- [Tasks to complete]:
**A)** In the panel description, who is credited with articulating sociotechnical imaginaries?
**B)** Extract the passage of the panel description that begins at the words "According to Castoriadis" and stops after "and unintended consequences.", keeping every word unchanged.

- [Text]:
4S Open Panel #239: Network Imaginaries: Past, Present, and Future
Decades after the introduction of the consumer internet, society now
anticipates profound transformations in computing and networking driven by
innovations like artificial intelligence (AI), blockchain, the
internet-of-things (IoT), robotics, data mining, and cloud computing. As these
developments promiseor threatento reshape public and private networks and
technologies, it is vital to investigate the network imaginaries that
motivate, constrain, and enable their development, adoption, regulation, and
exploitation.
Network imaginaries have long been central to modernity, from their origins in
symbolic practices like weaving to their influence on technical and
organizational thought. In fact, as Pierre Musso (2003) has argued, the
concept of the network is foundational to our collective imaginations, even
shaping both the philosophies and social sciences that critique them.
Information and communication technologies, in particular, have become
unimaginable without the language and imagery of networks, and they remain
effective and powerful as innovations periodically promise to repair,
reinforce, and reconfigure existing systems, practices, and economies (De
Filippi, 2019).
According to Castoriadis (1975), social imaginaries are the shared meanings,
symbols, and institutions a society creates and sustains to define itself,
guide its practices, and provide coherence to its social order. Similarly,
sociotechnical imaginaries, as articulated by Jasanoff and Kim (2015), offer a
critical framework for understanding the cultural and ideological contexts of
technological adoption and innovation. This panel on network imaginaries,
then, seeks to explore these inspirations, contexts, and intersections while
reexamining -- or preexamining -- the utopias, anxieties, and ideologies
embedded in contemporary networks and networked technologies, as well as their
intended and unintended consequences.

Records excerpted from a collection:
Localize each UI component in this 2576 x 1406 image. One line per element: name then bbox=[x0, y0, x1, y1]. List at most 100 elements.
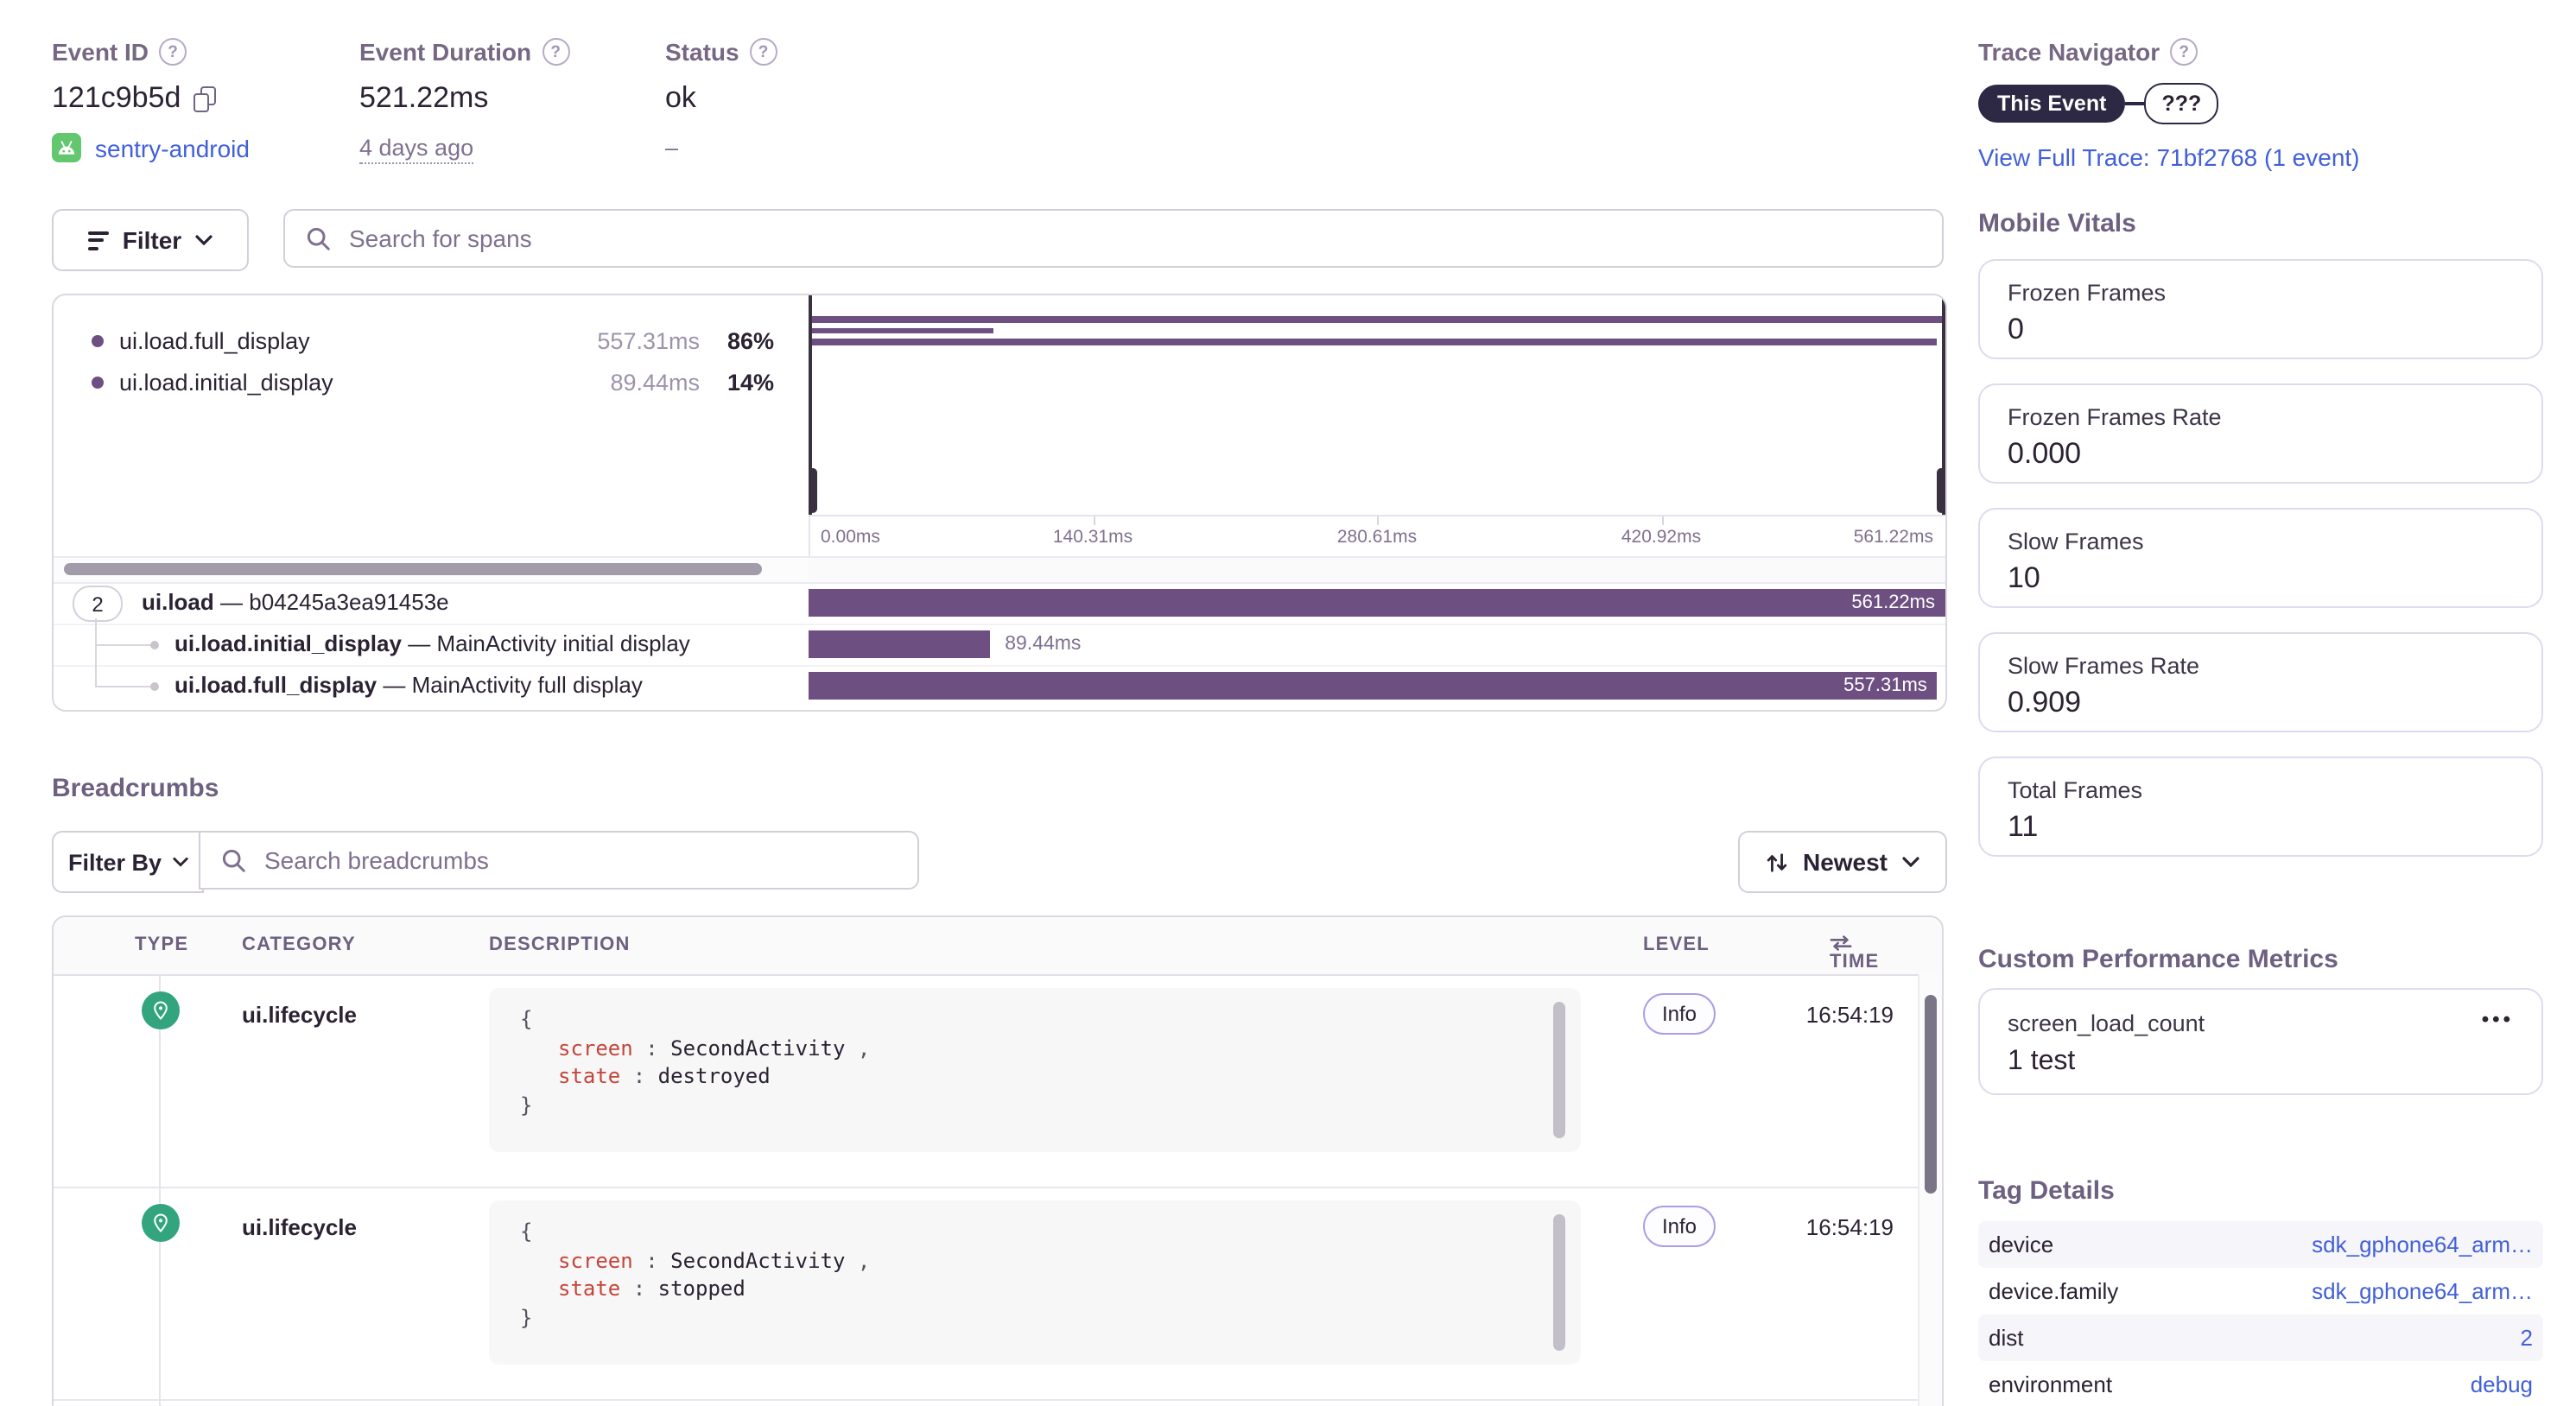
next-event-pill[interactable]: ??? bbox=[2144, 83, 2219, 124]
tag-row: dist 2 bbox=[1978, 1314, 2543, 1361]
overflow-menu-icon[interactable]: ••• bbox=[2481, 1007, 2514, 1031]
tree-connector bbox=[95, 686, 154, 687]
chevron-down-icon bbox=[172, 857, 187, 867]
vital-card: Total Frames 11 bbox=[1978, 757, 2543, 857]
trace-navigator: Trace Navigator? This Event ??? View Ful… bbox=[1978, 38, 2360, 171]
axis-label: 280.61ms bbox=[1336, 527, 1418, 548]
breadcrumb-code[interactable]: { screen : SecondActivity , state : stop… bbox=[489, 1200, 1581, 1365]
tree-connector-dot bbox=[150, 682, 159, 691]
tag-value[interactable]: 2 bbox=[2520, 1325, 2533, 1351]
code-scrollbar-thumb[interactable] bbox=[1553, 1002, 1565, 1138]
legend-duration: 557.31ms bbox=[597, 328, 700, 354]
spans-filter-button[interactable]: Filter bbox=[52, 209, 249, 271]
breadcrumbs-search[interactable] bbox=[199, 831, 919, 890]
axis-label: 140.31ms bbox=[1052, 527, 1133, 548]
help-icon[interactable]: ? bbox=[2170, 38, 2198, 66]
span-sep: — bbox=[220, 589, 244, 615]
project-link[interactable]: sentry-android bbox=[95, 134, 250, 162]
this-event-pill[interactable]: This Event bbox=[1978, 85, 2126, 123]
selection-right-edge[interactable] bbox=[1942, 295, 1945, 515]
location-pin-icon bbox=[142, 1204, 180, 1242]
col-type: TYPE bbox=[135, 934, 189, 955]
spans-search[interactable] bbox=[283, 209, 1944, 268]
col-level: LEVEL bbox=[1643, 934, 1710, 955]
android-icon bbox=[52, 133, 81, 162]
breadcrumbs-search-input[interactable] bbox=[261, 845, 897, 876]
code-scrollbar-thumb[interactable] bbox=[1553, 1214, 1565, 1351]
scrollbar-thumb[interactable] bbox=[1925, 995, 1937, 1194]
legend-duration: 89.44ms bbox=[610, 370, 700, 396]
location-pin-icon bbox=[142, 991, 180, 1029]
span-children-count[interactable]: 2 bbox=[73, 586, 123, 622]
vital-card: Slow Frames Rate 0.909 bbox=[1978, 632, 2543, 732]
breadcrumb-timeline bbox=[159, 974, 161, 1406]
help-icon[interactable]: ? bbox=[749, 38, 777, 66]
span-row[interactable]: ui.load.full_display — MainActivity full… bbox=[54, 665, 1945, 706]
chart-strip bbox=[809, 556, 1945, 584]
span-duration: 89.44ms bbox=[1005, 634, 1082, 655]
tag-value[interactable]: sdk_gphone64_arm… bbox=[2312, 1232, 2533, 1257]
breadcrumbs-sort-button[interactable]: Newest bbox=[1738, 831, 1947, 893]
legend-dot bbox=[92, 335, 104, 347]
copy-icon[interactable] bbox=[193, 86, 217, 111]
search-icon bbox=[222, 848, 245, 871]
span-row[interactable]: ui.load.initial_display — MainActivity i… bbox=[54, 624, 1945, 667]
level-badge[interactable]: Info bbox=[1643, 993, 1716, 1035]
legend-percent: 86% bbox=[726, 328, 774, 354]
level-badge[interactable]: Info bbox=[1643, 1206, 1716, 1247]
help-icon[interactable]: ? bbox=[542, 38, 570, 66]
legend-item[interactable]: ui.load.initial_display 89.44ms 14% bbox=[92, 370, 774, 396]
breadcrumb-row[interactable]: ui.lifecycle { screen : SecondActivity ,… bbox=[54, 1187, 1921, 1401]
status-value: ok bbox=[665, 81, 696, 114]
filter-by-label: Filter By bbox=[67, 849, 162, 875]
scrollbar-thumb[interactable] bbox=[64, 563, 762, 575]
span-bar[interactable] bbox=[809, 630, 990, 658]
tag-value[interactable]: debug bbox=[2470, 1371, 2533, 1397]
selection-right-handle[interactable] bbox=[1937, 468, 1945, 513]
chevron-down-icon bbox=[195, 235, 213, 245]
tag-row: device.family sdk_gphone64_arm… bbox=[1978, 1268, 2543, 1314]
selection-left-handle[interactable] bbox=[809, 468, 817, 513]
legend-item[interactable]: ui.load.full_display 557.31ms 86% bbox=[92, 328, 774, 354]
minimap[interactable] bbox=[809, 295, 1945, 515]
span-sep: — bbox=[383, 672, 406, 698]
spans-search-input[interactable] bbox=[346, 223, 1921, 254]
breadcrumbs-scrollbar[interactable] bbox=[1918, 974, 1942, 1406]
span-description: MainActivity initial display bbox=[436, 630, 690, 656]
span-row[interactable]: 2 ui.load — b04245a3ea91453e 561.22ms bbox=[54, 582, 1945, 625]
breadcrumbs-table-header: TYPE CATEGORY DESCRIPTION LEVEL TIME bbox=[54, 917, 1942, 976]
mobile-vitals-title: Mobile Vitals bbox=[1978, 209, 2136, 238]
axis-tick bbox=[1661, 516, 1663, 525]
breadcrumb-row[interactable]: ui.lifecycle { screen : SecondActivity ,… bbox=[54, 974, 1921, 1188]
breadcrumbs-table: TYPE CATEGORY DESCRIPTION LEVEL TIME ui.… bbox=[52, 915, 1944, 1406]
vital-value: 11 bbox=[2008, 810, 2039, 843]
breadcrumb-code[interactable]: { screen : SecondActivity , state : dest… bbox=[489, 988, 1581, 1152]
chevron-down-icon bbox=[1901, 857, 1919, 867]
tag-details-title: Tag Details bbox=[1978, 1176, 2115, 1206]
tag-value[interactable]: sdk_gphone64_arm… bbox=[2312, 1278, 2533, 1304]
vital-label: Slow Frames bbox=[2008, 529, 2144, 554]
breadcrumbs-filter-by-button[interactable]: Filter By bbox=[52, 831, 204, 893]
breadcrumbs-title: Breadcrumbs bbox=[52, 774, 219, 803]
custom-metrics-title: Custom Performance Metrics bbox=[1978, 945, 2338, 974]
help-icon[interactable]: ? bbox=[159, 38, 187, 66]
col-time[interactable]: TIME bbox=[1830, 934, 1878, 972]
axis-tick bbox=[1093, 516, 1094, 525]
axis-label: 561.22ms bbox=[1853, 527, 1933, 548]
event-age[interactable]: 4 days ago bbox=[359, 135, 474, 164]
vital-label: Frozen Frames Rate bbox=[2008, 404, 2222, 430]
vital-label: Frozen Frames bbox=[2008, 280, 2167, 306]
breadcrumb-row[interactable]: ui.lifecycle { Info 16:54:18 bbox=[54, 1399, 1921, 1406]
span-bar[interactable]: 561.22ms bbox=[809, 589, 1945, 617]
legend-name: ui.load.initial_display bbox=[119, 370, 333, 396]
view-full-trace-link[interactable]: View Full Trace: 71bf2768 (1 event) bbox=[1978, 143, 2360, 171]
tree-horizontal-scrollbar[interactable] bbox=[54, 556, 809, 584]
span-bar[interactable]: 557.31ms bbox=[809, 672, 1938, 700]
span-description: b04245a3ea91453e bbox=[249, 589, 449, 615]
custom-metric-card: screen_load_count ••• 1 test bbox=[1978, 988, 2543, 1095]
selection-left-edge[interactable] bbox=[809, 295, 812, 515]
breadcrumb-category: ui.lifecycle bbox=[242, 1214, 357, 1240]
axis-tick bbox=[1377, 516, 1379, 525]
vital-card: Slow Frames 10 bbox=[1978, 508, 2543, 608]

- [Correct answers]:
**A)** Jasanoff and Kim (2015).

**B)**
According to Castoriadis (1975), social imaginaries are the shared meanings,
symbols, and institutions a society creates and sustains to define itself,
guide its practices, and provide coherence to its social order. Similarly,
sociotechnical imaginaries, as articulated by Jasanoff and Kim (2015), offer a
critical framework for understanding the cultural and ideological contexts of
technological adoption and innovation. This panel on network imaginaries,
then, seeks to explore these inspirations, contexts, and intersections while
reexamining -- or preexamining -- the utopias, anxieties, and ideologies
embedded in contemporary networks and networked technologies, as well as their
intended and unintended consequences.